◆ **Exercise requirements**
Lines that contain the string "prezent" are to be copied; leave out all others.

A run of records:
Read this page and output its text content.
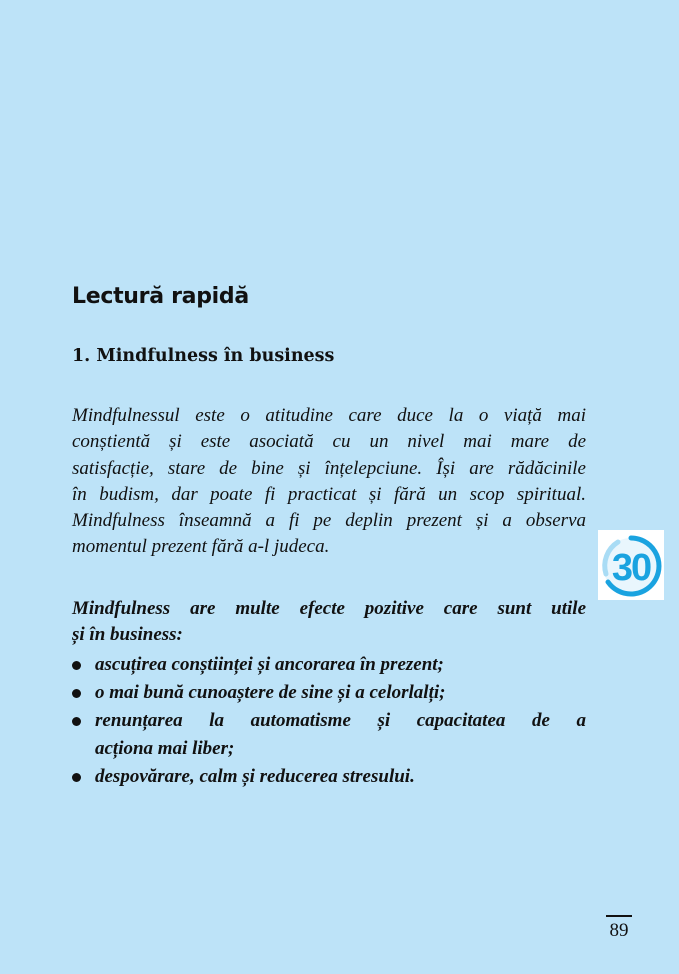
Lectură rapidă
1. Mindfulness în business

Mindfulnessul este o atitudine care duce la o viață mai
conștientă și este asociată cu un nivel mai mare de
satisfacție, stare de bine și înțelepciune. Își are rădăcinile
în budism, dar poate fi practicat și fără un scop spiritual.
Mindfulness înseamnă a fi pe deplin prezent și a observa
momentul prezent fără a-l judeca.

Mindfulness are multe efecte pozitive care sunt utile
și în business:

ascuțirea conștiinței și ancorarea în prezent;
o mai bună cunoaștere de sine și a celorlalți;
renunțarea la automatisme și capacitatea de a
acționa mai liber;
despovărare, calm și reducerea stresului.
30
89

◆ **Answer for the task**
Mindfulness înseamnă a fi pe deplin prezent și a observa
momentul prezent fără a-l judeca.
ascuțirea conștiinței și ancorarea în prezent;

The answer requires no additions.